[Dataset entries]
******************************

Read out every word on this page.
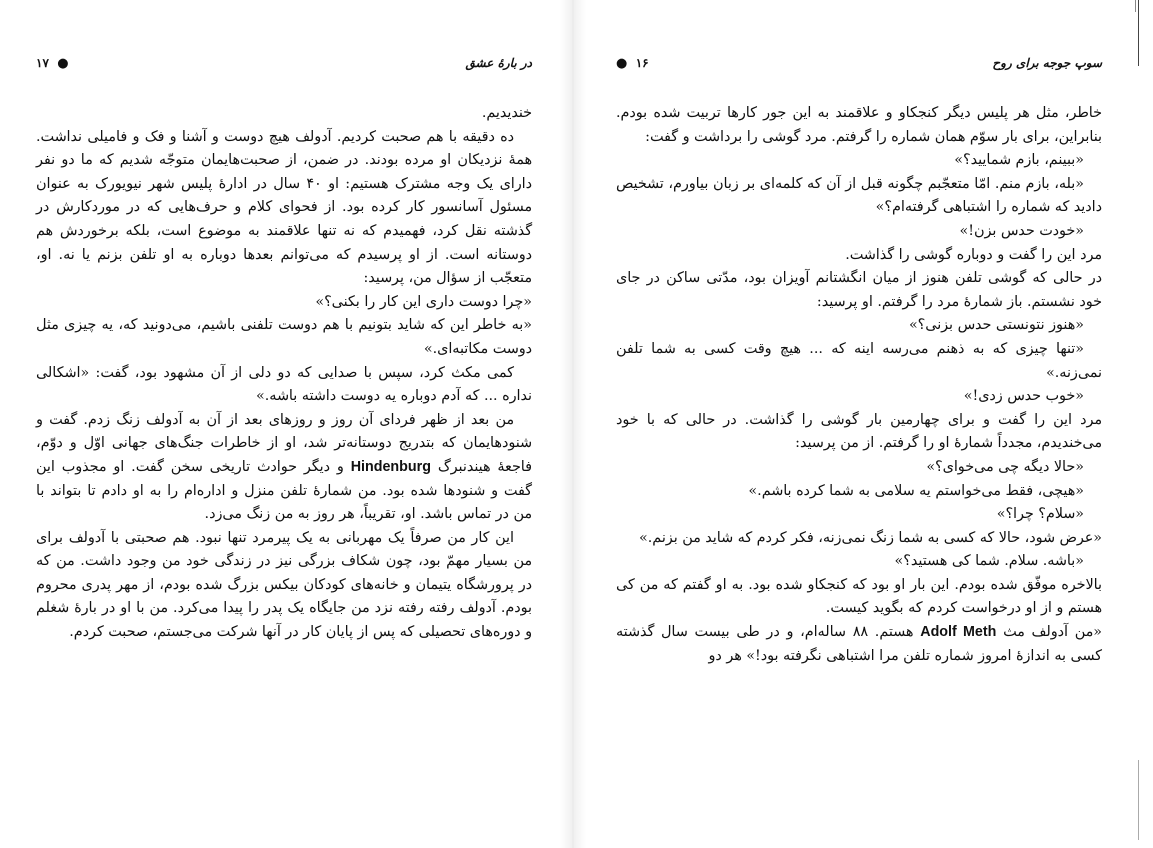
در بارهٔ عشق
۱۷ ●

خندیدیم.

ده دقیقه با هم صحبت کردیم. آدولف هیچ دوست و آشنا و فک و فامیلی نداشت. همهٔ نزدیکان او مرده بودند. در ضمن، از صحبت‌هایمان متوجّه شدیم که ما دو نفر دارای یک وجه مشترک هستیم: او ۴۰ سال در ادارهٔ پلیس شهر نیویورک به عنوان مسئول آسانسور کار کرده بود. از فحوای کلام و حرف‌هایی که در موردکارش در گذشته نقل کرد، فهمیدم که نه تنها علاقمند به موضوع است، بلکه برخوردش هم دوستانه است. از او پرسیدم که می‌توانم بعدها دوباره به او تلفن بزنم یا نه. او، متعجّب از سؤال من، پرسید:

«چرا دوست داری این کار را بکنی؟»

«به خاطر این که شاید بتونیم با هم دوست تلفنی باشیم، می‌دونید که، یه چیزی مثل دوست مکاتبه‌ای.»

کمی مکث کرد، سپس با صدایی که دو دلی از آن مشهود بود، گفت: «اشکالی نداره ... که آدم دوباره یه دوست داشته باشه.»

من بعد از ظهر فردای آن روز و روزهای بعد از آن به آدولف زنگ زدم. گفت و شنودهایمان که بتدریج دوستانه‌تر شد، او از خاطرات جنگ‌های جهانی اوّل و دوّم، فاجعهٔ هیندنبرگ Hindenburg و دیگر حوادث تاریخی سخن گفت. او مجذوب این گفت و شنودها شده بود. من شمارهٔ تلفن منزل و اداره‌ام را به او دادم تا بتواند با من در تماس باشد. او، تقریباً، هر روز به من زنگ می‌زد.

این کار من صرفاً یک مهربانی به یک پیرمرد تنها نبود. هم صحبتی با آدولف برای من بسیار مهمّ بود، چون شکاف بزرگی نیز در زندگی خود من وجود داشت. من که در پرورشگاه یتیمان و خانه‌های کودکان بیکس بزرگ شده بودم، از مهر پدری محروم بودم. آدولف رفته رفته نزد من جایگاه یک پدر را پیدا می‌کرد. من با او در بارهٔ شغلم و دوره‌های تحصیلی که پس از پایان کار در آنها شرکت می‌جستم، صحبت کردم.

سوپ جوجه برای روح
● ۱۶

خاطر، مثل هر پلیس دیگر کنجکاو و علاقمند به این جور کارها تربیت شده بودم. بنابراین، برای بار سوّم همان شماره را گرفتم. مرد گوشی را برداشت و گفت:

«ببینم، بازم شمایید؟»

«بله، بازم منم. امّا متعجّبم چگونه قبل از آن که کلمه‌ای بر زبان بیاورم، تشخیص دادید که شماره را اشتباهی گرفته‌ام؟»

«خودت حدس بزن!»

مرد این را گفت و دوباره گوشی را گذاشت.

در حالی که گوشی تلفن هنوز از میان انگشتانم آویزان بود، مدّتی ساکن در جای خود نشستم. باز شمارهٔ مرد را گرفتم. او پرسید:

«هنوز نتونستی حدس بزنی؟»

«تنها چیزی که به ذهنم می‌رسه اینه که ... هیچ وقت کسی به شما تلفن نمی‌زنه.»

«خوب حدس زدی!»

مرد این را گفت و برای چهارمین بار گوشی را گذاشت. در حالی که با خود می‌خندیدم، مجدداً شمارهٔ او را گرفتم. از من پرسید:

«حالا دیگه چی می‌خوای؟»

«هیچی، فقط می‌خواستم یه سلامی به شما کرده باشم.»

«سلام؟ چرا؟»

«عرض شود، حالا که کسی به شما زنگ نمی‌زنه، فکر کردم که شاید من بزنم.»

«باشه. سلام. شما کی هستید؟»

بالاخره موفّق شده بودم. این بار او بود که کنجکاو شده بود. به او گفتم که من کی هستم و از او درخواست کردم که بگوید کیست.

«من آدولف مث Adolf Meth هستم. ۸۸ ساله‌ام، و در طی بیست سال گذشته کسی به اندازهٔ امروز شماره تلفن مرا اشتباهی نگرفته بود!» هر دو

******************************

▶ **PROBLEM REQUIREMENTS**: Determine how many lines of the listing hold the word "باشه" and reply with that figure alone.

▶ **TASK ANSWER**: 2